• [Problem]: Give the listing again exactly, omitting its images.

■ ■ ■ ■ ■

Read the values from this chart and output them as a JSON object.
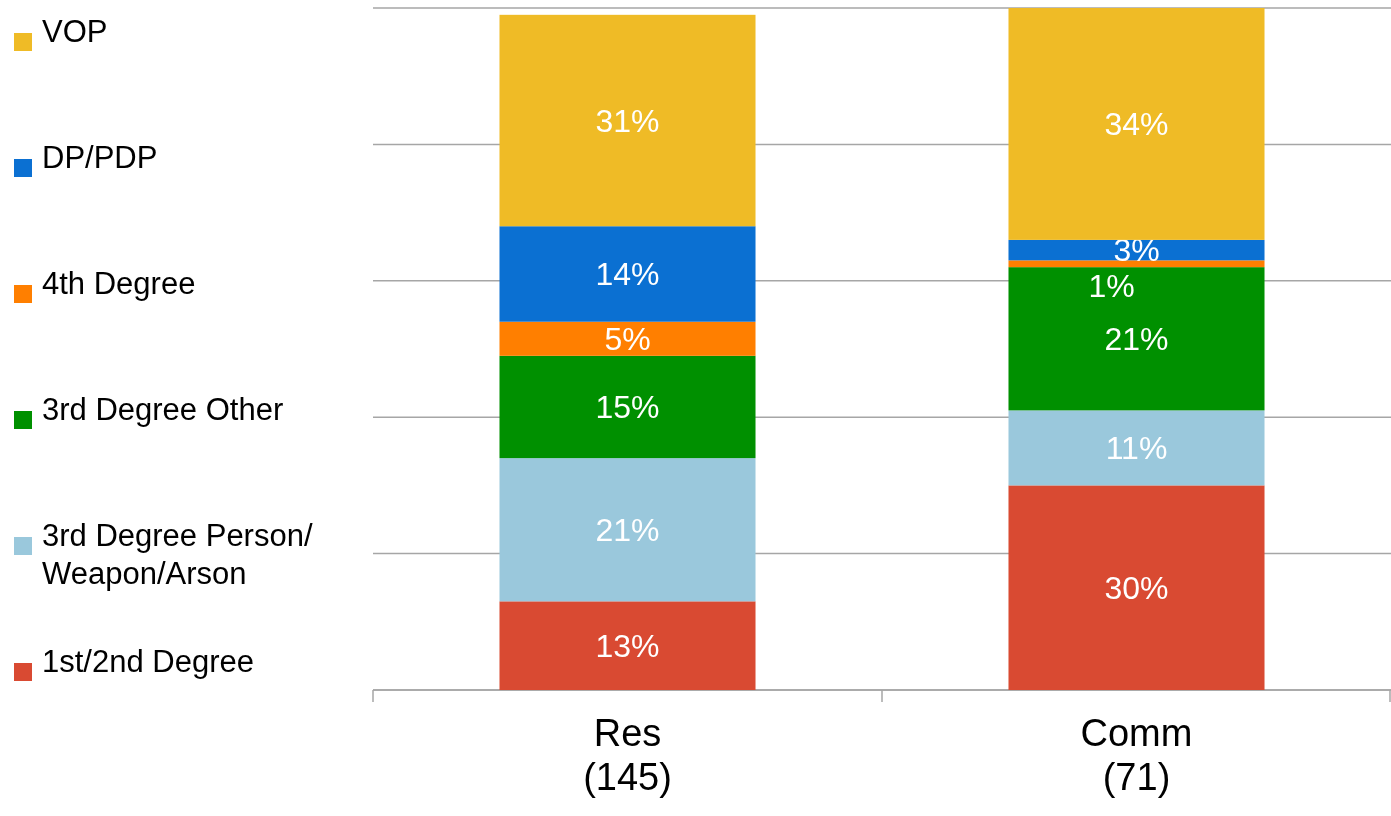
{
  "chart_data": {
    "type": "bar",
    "stacked": true,
    "categories": [
      "Res\n(145)",
      "Comm\n(71)"
    ],
    "series": [
      {
        "name": "1st/2nd Degree",
        "color": "#d94a32",
        "values": [
          13,
          30
        ],
        "value_labels": [
          "13%",
          "30%"
        ]
      },
      {
        "name": "3rd Degree Person/Weapon/Arson",
        "color": "#9ac8dc",
        "values": [
          21,
          11
        ],
        "value_labels": [
          "21%",
          "11%"
        ]
      },
      {
        "name": "3rd Degree Other",
        "color": "#009000",
        "values": [
          15,
          21
        ],
        "value_labels": [
          "15%",
          "21%"
        ]
      },
      {
        "name": "4th Degree",
        "color": "#ff7f00",
        "values": [
          5,
          1
        ],
        "value_labels": [
          "5%",
          "1%"
        ]
      },
      {
        "name": "DP/PDP",
        "color": "#0b70d2",
        "values": [
          14,
          3
        ],
        "value_labels": [
          "14%",
          "3%"
        ]
      },
      {
        "name": "VOP",
        "color": "#efbb26",
        "values": [
          31,
          34
        ],
        "value_labels": [
          "31%",
          "34%"
        ]
      }
    ],
    "grid": "y",
    "legend": "left",
    "tick_labels": "x"
  }
}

■ ■ ■ ■ ■

• [Output]:
Read the values from this chart and output them as a JSON object.
{
  "chart_data": {
    "type": "bar",
    "stacked": true,
    "categories": [
      "Res\n(145)",
      "Comm\n(71)"
    ],
    "series": [
      {
        "name": "1st/2nd Degree",
        "color": "#d94a32",
        "values": [
          13,
          30
        ],
        "value_labels": [
          "13%",
          "30%"
        ]
      },
      {
        "name": "3rd Degree Person/Weapon/Arson",
        "color": "#9ac8dc",
        "values": [
          21,
          11
        ],
        "value_labels": [
          "21%",
          "11%"
        ]
      },
      {
        "name": "3rd Degree Other",
        "color": "#009000",
        "values": [
          15,
          21
        ],
        "value_labels": [
          "15%",
          "21%"
        ]
      },
      {
        "name": "4th Degree",
        "color": "#ff7f00",
        "values": [
          5,
          1
        ],
        "value_labels": [
          "5%",
          "1%"
        ]
      },
      {
        "name": "DP/PDP",
        "color": "#0b70d2",
        "values": [
          14,
          3
        ],
        "value_labels": [
          "14%",
          "3%"
        ]
      },
      {
        "name": "VOP",
        "color": "#efbb26",
        "values": [
          31,
          34
        ],
        "value_labels": [
          "31%",
          "34%"
        ]
      }
    ],
    "grid": "y",
    "legend": "left",
    "tick_labels": "x"
  }
}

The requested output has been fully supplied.